Extract the full listing below without altering a single character.

◆ RECORD EXCERPTS:
** START **
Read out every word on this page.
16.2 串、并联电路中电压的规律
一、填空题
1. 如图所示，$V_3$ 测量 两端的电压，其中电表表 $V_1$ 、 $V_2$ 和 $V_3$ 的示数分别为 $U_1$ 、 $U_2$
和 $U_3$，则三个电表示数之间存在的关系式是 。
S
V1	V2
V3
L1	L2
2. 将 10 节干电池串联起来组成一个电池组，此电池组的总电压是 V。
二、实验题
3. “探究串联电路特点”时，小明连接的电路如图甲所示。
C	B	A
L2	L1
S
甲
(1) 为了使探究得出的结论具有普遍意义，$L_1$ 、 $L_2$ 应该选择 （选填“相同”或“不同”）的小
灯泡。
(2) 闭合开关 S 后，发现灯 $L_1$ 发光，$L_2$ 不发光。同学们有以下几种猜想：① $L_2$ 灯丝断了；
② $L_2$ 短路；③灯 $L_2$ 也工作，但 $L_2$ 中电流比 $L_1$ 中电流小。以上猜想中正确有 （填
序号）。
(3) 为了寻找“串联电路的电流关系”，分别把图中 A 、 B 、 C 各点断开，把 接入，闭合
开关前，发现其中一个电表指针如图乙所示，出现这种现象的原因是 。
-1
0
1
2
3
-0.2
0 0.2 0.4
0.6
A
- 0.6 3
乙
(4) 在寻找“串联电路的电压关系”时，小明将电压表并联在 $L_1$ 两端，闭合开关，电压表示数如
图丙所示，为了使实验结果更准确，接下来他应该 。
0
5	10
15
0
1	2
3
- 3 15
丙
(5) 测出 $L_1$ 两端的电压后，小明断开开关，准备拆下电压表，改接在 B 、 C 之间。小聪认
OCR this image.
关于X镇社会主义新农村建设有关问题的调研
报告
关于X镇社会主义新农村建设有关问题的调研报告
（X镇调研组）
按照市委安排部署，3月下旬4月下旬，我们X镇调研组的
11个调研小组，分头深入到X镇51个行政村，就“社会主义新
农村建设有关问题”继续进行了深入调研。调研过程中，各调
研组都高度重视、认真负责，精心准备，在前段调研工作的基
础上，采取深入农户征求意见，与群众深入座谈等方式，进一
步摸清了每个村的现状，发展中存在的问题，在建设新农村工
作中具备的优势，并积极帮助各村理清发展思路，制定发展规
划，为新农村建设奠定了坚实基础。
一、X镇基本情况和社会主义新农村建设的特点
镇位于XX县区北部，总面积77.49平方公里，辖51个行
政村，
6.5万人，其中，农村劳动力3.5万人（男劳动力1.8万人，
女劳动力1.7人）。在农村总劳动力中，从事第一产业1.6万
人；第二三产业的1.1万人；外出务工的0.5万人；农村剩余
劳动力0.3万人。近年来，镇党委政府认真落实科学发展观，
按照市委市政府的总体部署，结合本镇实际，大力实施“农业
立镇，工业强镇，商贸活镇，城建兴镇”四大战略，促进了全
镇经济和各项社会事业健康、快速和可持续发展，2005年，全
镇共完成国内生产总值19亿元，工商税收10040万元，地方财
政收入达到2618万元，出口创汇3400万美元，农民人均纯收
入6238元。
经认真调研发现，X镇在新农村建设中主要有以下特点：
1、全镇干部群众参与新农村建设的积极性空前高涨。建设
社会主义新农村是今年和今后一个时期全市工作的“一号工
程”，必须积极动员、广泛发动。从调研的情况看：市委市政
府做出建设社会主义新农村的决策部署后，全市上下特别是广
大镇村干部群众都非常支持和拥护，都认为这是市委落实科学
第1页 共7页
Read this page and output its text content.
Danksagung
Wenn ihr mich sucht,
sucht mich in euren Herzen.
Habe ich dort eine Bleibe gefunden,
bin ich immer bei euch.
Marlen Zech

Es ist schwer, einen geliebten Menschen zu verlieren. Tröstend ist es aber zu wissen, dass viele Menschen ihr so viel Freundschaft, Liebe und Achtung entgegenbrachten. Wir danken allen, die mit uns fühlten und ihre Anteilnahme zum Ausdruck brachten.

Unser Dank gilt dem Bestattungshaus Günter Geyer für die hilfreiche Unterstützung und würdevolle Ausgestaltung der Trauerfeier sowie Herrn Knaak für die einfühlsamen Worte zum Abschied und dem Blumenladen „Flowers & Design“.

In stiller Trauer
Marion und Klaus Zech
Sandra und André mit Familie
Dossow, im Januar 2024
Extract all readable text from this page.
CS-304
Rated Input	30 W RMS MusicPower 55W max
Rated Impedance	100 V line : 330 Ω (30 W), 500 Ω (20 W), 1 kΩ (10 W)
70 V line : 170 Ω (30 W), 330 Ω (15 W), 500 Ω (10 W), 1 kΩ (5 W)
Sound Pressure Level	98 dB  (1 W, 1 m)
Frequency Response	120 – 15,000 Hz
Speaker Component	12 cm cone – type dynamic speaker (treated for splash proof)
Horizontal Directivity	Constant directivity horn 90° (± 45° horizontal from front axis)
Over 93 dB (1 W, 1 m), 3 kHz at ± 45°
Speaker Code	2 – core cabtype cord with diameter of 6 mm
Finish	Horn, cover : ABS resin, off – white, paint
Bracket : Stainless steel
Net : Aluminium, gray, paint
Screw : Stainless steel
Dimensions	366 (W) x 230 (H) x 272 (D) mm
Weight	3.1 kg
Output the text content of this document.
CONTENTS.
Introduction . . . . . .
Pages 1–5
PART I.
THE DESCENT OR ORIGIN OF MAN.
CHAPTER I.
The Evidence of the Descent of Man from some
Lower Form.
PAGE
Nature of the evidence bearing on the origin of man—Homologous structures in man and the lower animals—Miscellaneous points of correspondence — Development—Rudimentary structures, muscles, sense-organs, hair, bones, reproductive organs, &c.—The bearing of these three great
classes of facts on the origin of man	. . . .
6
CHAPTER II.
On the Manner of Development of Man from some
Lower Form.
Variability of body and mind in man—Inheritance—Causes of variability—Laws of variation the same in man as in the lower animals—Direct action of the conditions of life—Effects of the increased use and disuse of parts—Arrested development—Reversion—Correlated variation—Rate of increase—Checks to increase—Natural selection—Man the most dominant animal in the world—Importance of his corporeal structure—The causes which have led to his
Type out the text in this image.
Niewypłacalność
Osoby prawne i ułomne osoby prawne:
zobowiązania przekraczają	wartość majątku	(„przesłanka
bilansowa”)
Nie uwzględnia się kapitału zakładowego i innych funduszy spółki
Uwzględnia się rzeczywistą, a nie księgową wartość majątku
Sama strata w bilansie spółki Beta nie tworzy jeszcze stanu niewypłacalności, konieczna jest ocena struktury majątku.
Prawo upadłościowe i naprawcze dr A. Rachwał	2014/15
** END **
◆ WRITTEN RESPONSE:
Read out every word on this page.
16.2 串、并联电路中电压的规律
一、填空题
1. 如图所示，$V_3$ 测量 两端的电压，其中电表表 $V_1$ 、 $V_2$ 和 $V_3$ 的示数分别为 $U_1$ 、 $U_2$
和 $U_3$，则三个电表示数之间存在的关系式是 。
S
V1	V2
V3
L1	L2
2. 将 10 节干电池串联起来组成一个电池组，此电池组的总电压是 V。
二、实验题
3. “探究串联电路特点”时，小明连接的电路如图甲所示。
C	B	A
L2	L1
S
甲
(1) 为了使探究得出的结论具有普遍意义，$L_1$ 、 $L_2$ 应该选择 （选填“相同”或“不同”）的小
灯泡。
(2) 闭合开关 S 后，发现灯 $L_1$ 发光，$L_2$ 不发光。同学们有以下几种猜想：① $L_2$ 灯丝断了；
② $L_2$ 短路；③灯 $L_2$ 也工作，但 $L_2$ 中电流比 $L_1$ 中电流小。以上猜想中正确有 （填
序号）。
(3) 为了寻找“串联电路的电流关系”，分别把图中 A 、 B 、 C 各点断开，把 接入，闭合
开关前，发现其中一个电表指针如图乙所示，出现这种现象的原因是 。
-1
0
1
2
3
-0.2
0 0.2 0.4
0.6
A
- 0.6 3
乙
(4) 在寻找“串联电路的电压关系”时，小明将电压表并联在 $L_1$ 两端，闭合开关，电压表示数如
图丙所示，为了使实验结果更准确，接下来他应该 。
0
5	10
15
0
1	2
3
- 3 15
丙
(5) 测出 $L_1$ 两端的电压后，小明断开开关，准备拆下电压表，改接在 B 、 C 之间。小聪认
OCR this image.
关于X镇社会主义新农村建设有关问题的调研
报告
关于X镇社会主义新农村建设有关问题的调研报告
（X镇调研组）
按照市委安排部署，3月下旬4月下旬，我们X镇调研组的
11个调研小组，分头深入到X镇51个行政村，就“社会主义新
农村建设有关问题”继续进行了深入调研。调研过程中，各调
研组都高度重视、认真负责，精心准备，在前段调研工作的基
础上，采取深入农户征求意见，与群众深入座谈等方式，进一
步摸清了每个村的现状，发展中存在的问题，在建设新农村工
作中具备的优势，并积极帮助各村理清发展思路，制定发展规
划，为新农村建设奠定了坚实基础。
一、X镇基本情况和社会主义新农村建设的特点
镇位于XX县区北部，总面积77.49平方公里，辖51个行
政村，
6.5万人，其中，农村劳动力3.5万人（男劳动力1.8万人，
女劳动力1.7人）。在农村总劳动力中，从事第一产业1.6万
人；第二三产业的1.1万人；外出务工的0.5万人；农村剩余
劳动力0.3万人。近年来，镇党委政府认真落实科学发展观，
按照市委市政府的总体部署，结合本镇实际，大力实施“农业
立镇，工业强镇，商贸活镇，城建兴镇”四大战略，促进了全
镇经济和各项社会事业健康、快速和可持续发展，2005年，全
镇共完成国内生产总值19亿元，工商税收10040万元，地方财
政收入达到2618万元，出口创汇3400万美元，农民人均纯收
入6238元。
经认真调研发现，X镇在新农村建设中主要有以下特点：
1、全镇干部群众参与新农村建设的积极性空前高涨。建设
社会主义新农村是今年和今后一个时期全市工作的“一号工
程”，必须积极动员、广泛发动。从调研的情况看：市委市政
府做出建设社会主义新农村的决策部署后，全市上下特别是广
大镇村干部群众都非常支持和拥护，都认为这是市委落实科学
第1页 共7页
Read this page and output its text content.
Danksagung
Wenn ihr mich sucht,
sucht mich in euren Herzen.
Habe ich dort eine Bleibe gefunden,
bin ich immer bei euch.
Marlen Zech

Es ist schwer, einen geliebten Menschen zu verlieren. Tröstend ist es aber zu wissen, dass viele Menschen ihr so viel Freundschaft, Liebe und Achtung entgegenbrachten. Wir danken allen, die mit uns fühlten und ihre Anteilnahme zum Ausdruck brachten.

Unser Dank gilt dem Bestattungshaus Günter Geyer für die hilfreiche Unterstützung und würdevolle Ausgestaltung der Trauerfeier sowie Herrn Knaak für die einfühlsamen Worte zum Abschied und dem Blumenladen „Flowers & Design“.

In stiller Trauer
Marion und Klaus Zech
Sandra und André mit Familie
Dossow, im Januar 2024
Extract all readable text from this page.
CS-304
Rated Input	30 W RMS MusicPower 55W max
Rated Impedance	100 V line : 330 Ω (30 W), 500 Ω (20 W), 1 kΩ (10 W)
70 V line : 170 Ω (30 W), 330 Ω (15 W), 500 Ω (10 W), 1 kΩ (5 W)
Sound Pressure Level	98 dB  (1 W, 1 m)
Frequency Response	120 – 15,000 Hz
Speaker Component	12 cm cone – type dynamic speaker (treated for splash proof)
Horizontal Directivity	Constant directivity horn 90° (± 45° horizontal from front axis)
Over 93 dB (1 W, 1 m), 3 kHz at ± 45°
Speaker Code	2 – core cabtype cord with diameter of 6 mm
Finish	Horn, cover : ABS resin, off – white, paint
Bracket : Stainless steel
Net : Aluminium, gray, paint
Screw : Stainless steel
Dimensions	366 (W) x 230 (H) x 272 (D) mm
Weight	3.1 kg
Output the text content of this document.
CONTENTS.
Introduction . . . . . .
Pages 1–5
PART I.
THE DESCENT OR ORIGIN OF MAN.
CHAPTER I.
The Evidence of the Descent of Man from some
Lower Form.
PAGE
Nature of the evidence bearing on the origin of man—Homologous structures in man and the lower animals—Miscellaneous points of correspondence — Development—Rudimentary structures, muscles, sense-organs, hair, bones, reproductive organs, &c.—The bearing of these three great
classes of facts on the origin of man	. . . .
6
CHAPTER II.
On the Manner of Development of Man from some
Lower Form.
Variability of body and mind in man—Inheritance—Causes of variability—Laws of variation the same in man as in the lower animals—Direct action of the conditions of life—Effects of the increased use and disuse of parts—Arrested development—Reversion—Correlated variation—Rate of increase—Checks to increase—Natural selection—Man the most dominant animal in the world—Importance of his corporeal structure—The causes which have led to his
Type out the text in this image.
Niewypłacalność
Osoby prawne i ułomne osoby prawne:
zobowiązania przekraczają	wartość majątku	(„przesłanka
bilansowa”)
Nie uwzględnia się kapitału zakładowego i innych funduszy spółki
Uwzględnia się rzeczywistą, a nie księgową wartość majątku
Sama strata w bilansie spółki Beta nie tworzy jeszcze stanu niewypłacalności, konieczna jest ocena struktury majątku.
Prawo upadłościowe i naprawcze dr A. Rachwał	2014/15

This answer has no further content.